### Objective:
Print every entry word for word, but omit the pictures.

### Given records:
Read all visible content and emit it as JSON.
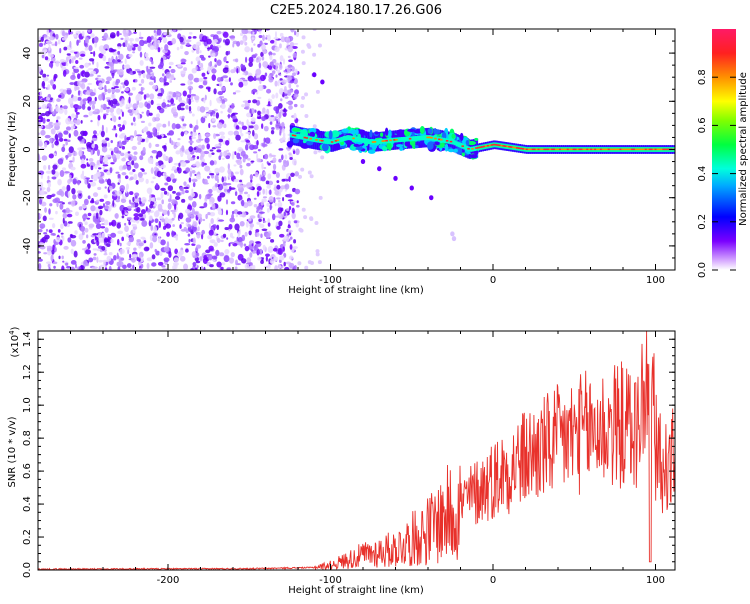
{
  "title": "C2E5.2024.180.17.26.G06",
  "chart_data": [
    {
      "type": "heatmap",
      "xlabel": "Height of straight line (km)",
      "ylabel": "Frequency (Hz)",
      "xlim": [
        -280,
        112
      ],
      "ylim": [
        -50,
        50
      ],
      "xticks": [
        -200,
        -100,
        0,
        100
      ],
      "yticks": [
        -40,
        -20,
        0,
        20,
        40
      ],
      "colorbar": {
        "label": "Normalized spectral amplitude",
        "range": [
          0.0,
          1.0
        ],
        "ticks": [
          "0.0",
          "0.2",
          "0.4",
          "0.6",
          "0.8"
        ]
      },
      "noise_region_x": [
        -280,
        -120
      ],
      "signal_track": [
        {
          "x": -125,
          "y": 6
        },
        {
          "x": -110,
          "y": 4
        },
        {
          "x": -100,
          "y": 3
        },
        {
          "x": -90,
          "y": 5
        },
        {
          "x": -75,
          "y": 3
        },
        {
          "x": -60,
          "y": 4
        },
        {
          "x": -40,
          "y": 5
        },
        {
          "x": -25,
          "y": 3
        },
        {
          "x": -15,
          "y": 0
        },
        {
          "x": 0,
          "y": 2
        },
        {
          "x": 20,
          "y": 0
        },
        {
          "x": 60,
          "y": 0
        },
        {
          "x": 112,
          "y": 0
        }
      ]
    },
    {
      "type": "line",
      "xlabel": "Height of straight line (km)",
      "ylabel": "SNR (10 * v/v)",
      "y_multiplier": "(x10",
      "y_multiplier_exp": "4",
      "y_multiplier_close": ")",
      "xlim": [
        -280,
        112
      ],
      "ylim": [
        0,
        1.45
      ],
      "xticks": [
        -200,
        -100,
        0,
        100
      ],
      "yticks": [
        0.0,
        0.2,
        0.4,
        0.6,
        0.8,
        1.0,
        1.2,
        1.4
      ],
      "ytick_labels": [
        "0.0",
        "0.2",
        "0.4",
        "0.6",
        "0.8",
        "1.0",
        "1.2",
        "1.4"
      ],
      "color": "#e8312b",
      "series_envelope": {
        "x": [
          -280,
          -150,
          -110,
          -100,
          -80,
          -60,
          -40,
          -20,
          0,
          20,
          40,
          60,
          80,
          90,
          95,
          100,
          105,
          112
        ],
        "y": [
          0.005,
          0.008,
          0.015,
          0.03,
          0.09,
          0.13,
          0.24,
          0.4,
          0.55,
          0.68,
          0.78,
          0.85,
          0.88,
          0.85,
          0.9,
          0.75,
          0.6,
          0.7
        ]
      }
    }
  ]
}
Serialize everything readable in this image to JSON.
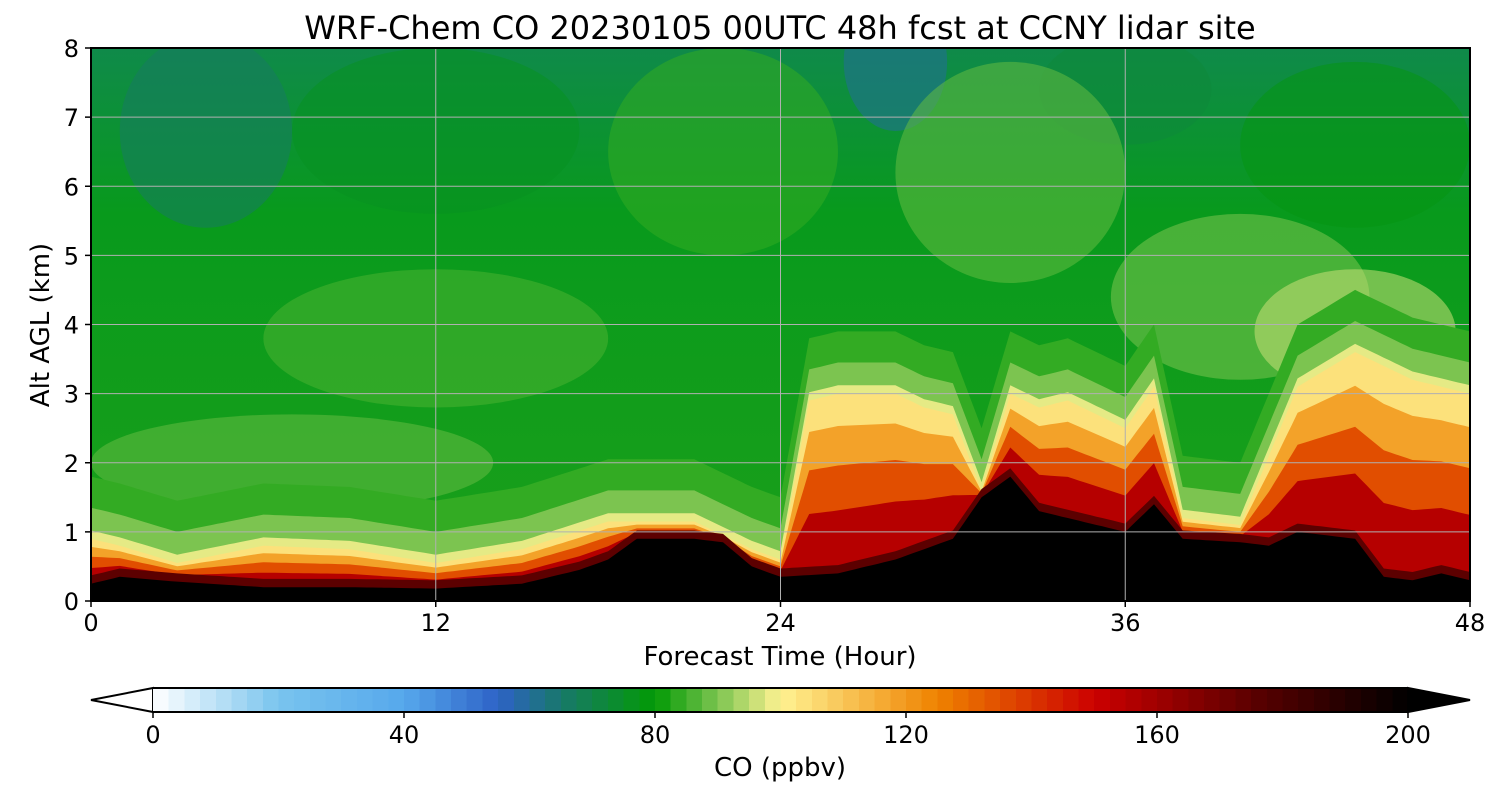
{
  "chart_data": {
    "type": "heatmap",
    "title": "WRF-Chem CO  20230105 00UTC 48h fcst at CCNY lidar site",
    "xlabel": "Forecast Time (Hour)",
    "ylabel": "Alt AGL (km)",
    "xlim": [
      0,
      48
    ],
    "ylim": [
      0,
      8
    ],
    "x_ticks": [
      0,
      12,
      24,
      36,
      48
    ],
    "y_ticks": [
      0,
      1,
      2,
      3,
      4,
      5,
      6,
      7,
      8
    ],
    "grid": true,
    "colorbar": {
      "label": "CO  (ppbv)",
      "range": [
        0,
        200
      ],
      "ticks": [
        0,
        40,
        80,
        120,
        160,
        200
      ],
      "extend": "both",
      "levels_step": 2.5,
      "stops": [
        {
          "value": 0,
          "color": "#ffffff"
        },
        {
          "value": 20,
          "color": "#79c4ee"
        },
        {
          "value": 40,
          "color": "#56a8ec"
        },
        {
          "value": 55,
          "color": "#2e62c7"
        },
        {
          "value": 65,
          "color": "#18786a"
        },
        {
          "value": 80,
          "color": "#029a05"
        },
        {
          "value": 90,
          "color": "#7cc450"
        },
        {
          "value": 100,
          "color": "#fff392"
        },
        {
          "value": 125,
          "color": "#ef8200"
        },
        {
          "value": 150,
          "color": "#cc0000"
        },
        {
          "value": 175,
          "color": "#5c0000"
        },
        {
          "value": 200,
          "color": "#000000"
        }
      ],
      "under_color": "#ffffff",
      "over_color": "#000000"
    },
    "surface_layer": {
      "description_hours": [
        0,
        1,
        3,
        6,
        9,
        12,
        15,
        17,
        18,
        19,
        21,
        22,
        23,
        24,
        26,
        28,
        30,
        31,
        32,
        33,
        34,
        36,
        37,
        38,
        40,
        41,
        42,
        44,
        45,
        46,
        47,
        48
      ],
      "top_km": [
        0.25,
        0.35,
        0.28,
        0.2,
        0.2,
        0.18,
        0.25,
        0.45,
        0.6,
        0.9,
        0.9,
        0.85,
        0.5,
        0.35,
        0.4,
        0.6,
        0.9,
        1.5,
        1.8,
        1.3,
        1.2,
        1.0,
        1.4,
        0.9,
        0.85,
        0.8,
        1.0,
        0.9,
        0.35,
        0.3,
        0.4,
        0.3
      ]
    },
    "boundary_layer": {
      "hours": [
        0,
        1,
        3,
        6,
        9,
        12,
        15,
        18,
        21,
        23,
        24,
        25,
        26,
        28,
        29,
        30,
        31,
        32,
        33,
        34,
        36,
        37,
        38,
        40,
        42,
        44,
        46,
        48
      ],
      "top_km": [
        0.9,
        0.8,
        0.55,
        0.8,
        0.75,
        0.55,
        0.75,
        1.15,
        1.15,
        0.75,
        0.6,
        2.9,
        3.0,
        3.0,
        2.8,
        2.7,
        1.6,
        3.0,
        2.8,
        2.9,
        2.5,
        3.1,
        1.2,
        1.1,
        3.1,
        3.6,
        3.2,
        3.0
      ]
    },
    "annotation_note": ""
  }
}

### Final result:
Read all visible content and emit it as JSON.
{
  "title": "C2E5.2024.180.17.26.G06",
  "chart_data": [
    {
      "type": "heatmap",
      "xlabel": "Height of straight line (km)",
      "ylabel": "Frequency (Hz)",
      "xlim": [
        -280,
        112
      ],
      "ylim": [
        -50,
        50
      ],
      "xticks": [
        -200,
        -100,
        0,
        100
      ],
      "yticks": [
        -40,
        -20,
        0,
        20,
        40
      ],
      "colorbar": {
        "label": "Normalized spectral amplitude",
        "range": [
          0.0,
          1.0
        ],
        "ticks": [
          "0.0",
          "0.2",
          "0.4",
          "0.6",
          "0.8"
        ]
      },
      "noise_region_x": [
        -280,
        -120
      ],
      "signal_track": [
        {
          "x": -125,
          "y": 6
        },
        {
          "x": -110,
          "y": 4
        },
        {
          "x": -100,
          "y": 3
        },
        {
          "x": -90,
          "y": 5
        },
        {
          "x": -75,
          "y": 3
        },
        {
          "x": -60,
          "y": 4
        },
        {
          "x": -40,
          "y": 5
        },
        {
          "x": -25,
          "y": 3
        },
        {
          "x": -15,
          "y": 0
        },
        {
          "x": 0,
          "y": 2
        },
        {
          "x": 20,
          "y": 0
        },
        {
          "x": 60,
          "y": 0
        },
        {
          "x": 112,
          "y": 0
        }
      ]
    },
    {
      "type": "line",
      "xlabel": "Height of straight line (km)",
      "ylabel": "SNR (10 * v/v)",
      "y_multiplier": "(x10",
      "y_multiplier_exp": "4",
      "y_multiplier_close": ")",
      "xlim": [
        -280,
        112
      ],
      "ylim": [
        0,
        1.45
      ],
      "xticks": [
        -200,
        -100,
        0,
        100
      ],
      "yticks": [
        0.0,
        0.2,
        0.4,
        0.6,
        0.8,
        1.0,
        1.2,
        1.4
      ],
      "ytick_labels": [
        "0.0",
        "0.2",
        "0.4",
        "0.6",
        "0.8",
        "1.0",
        "1.2",
        "1.4"
      ],
      "color": "#e8312b",
      "series_envelope": {
        "x": [
          -280,
          -150,
          -110,
          -100,
          -80,
          -60,
          -40,
          -20,
          0,
          20,
          40,
          60,
          80,
          90,
          95,
          100,
          105,
          112
        ],
        "y": [
          0.005,
          0.008,
          0.015,
          0.03,
          0.09,
          0.13,
          0.24,
          0.4,
          0.55,
          0.68,
          0.78,
          0.85,
          0.88,
          0.85,
          0.9,
          0.75,
          0.6,
          0.7
        ]
      }
    }
  ]
}
Serialize everything readable in this image to JSON.
{
  "chart_data": {
    "type": "heatmap",
    "title": "WRF-Chem CO  20230105 00UTC 48h fcst at CCNY lidar site",
    "xlabel": "Forecast Time (Hour)",
    "ylabel": "Alt AGL (km)",
    "xlim": [
      0,
      48
    ],
    "ylim": [
      0,
      8
    ],
    "x_ticks": [
      0,
      12,
      24,
      36,
      48
    ],
    "y_ticks": [
      0,
      1,
      2,
      3,
      4,
      5,
      6,
      7,
      8
    ],
    "grid": true,
    "colorbar": {
      "label": "CO  (ppbv)",
      "range": [
        0,
        200
      ],
      "ticks": [
        0,
        40,
        80,
        120,
        160,
        200
      ],
      "extend": "both",
      "levels_step": 2.5,
      "stops": [
        {
          "value": 0,
          "color": "#ffffff"
        },
        {
          "value": 20,
          "color": "#79c4ee"
        },
        {
          "value": 40,
          "color": "#56a8ec"
        },
        {
          "value": 55,
          "color": "#2e62c7"
        },
        {
          "value": 65,
          "color": "#18786a"
        },
        {
          "value": 80,
          "color": "#029a05"
        },
        {
          "value": 90,
          "color": "#7cc450"
        },
        {
          "value": 100,
          "color": "#fff392"
        },
        {
          "value": 125,
          "color": "#ef8200"
        },
        {
          "value": 150,
          "color": "#cc0000"
        },
        {
          "value": 175,
          "color": "#5c0000"
        },
        {
          "value": 200,
          "color": "#000000"
        }
      ],
      "under_color": "#ffffff",
      "over_color": "#000000"
    },
    "surface_layer": {
      "description_hours": [
        0,
        1,
        3,
        6,
        9,
        12,
        15,
        17,
        18,
        19,
        21,
        22,
        23,
        24,
        26,
        28,
        30,
        31,
        32,
        33,
        34,
        36,
        37,
        38,
        40,
        41,
        42,
        44,
        45,
        46,
        47,
        48
      ],
      "top_km": [
        0.25,
        0.35,
        0.28,
        0.2,
        0.2,
        0.18,
        0.25,
        0.45,
        0.6,
        0.9,
        0.9,
        0.85,
        0.5,
        0.35,
        0.4,
        0.6,
        0.9,
        1.5,
        1.8,
        1.3,
        1.2,
        1.0,
        1.4,
        0.9,
        0.85,
        0.8,
        1.0,
        0.9,
        0.35,
        0.3,
        0.4,
        0.3
      ]
    },
    "boundary_layer": {
      "hours": [
        0,
        1,
        3,
        6,
        9,
        12,
        15,
        18,
        21,
        23,
        24,
        25,
        26,
        28,
        29,
        30,
        31,
        32,
        33,
        34,
        36,
        37,
        38,
        40,
        42,
        44,
        46,
        48
      ],
      "top_km": [
        0.9,
        0.8,
        0.55,
        0.8,
        0.75,
        0.55,
        0.75,
        1.15,
        1.15,
        0.75,
        0.6,
        2.9,
        3.0,
        3.0,
        2.8,
        2.7,
        1.6,
        3.0,
        2.8,
        2.9,
        2.5,
        3.1,
        1.2,
        1.1,
        3.1,
        3.6,
        3.2,
        3.0
      ]
    },
    "annotation_note": ""
  }
}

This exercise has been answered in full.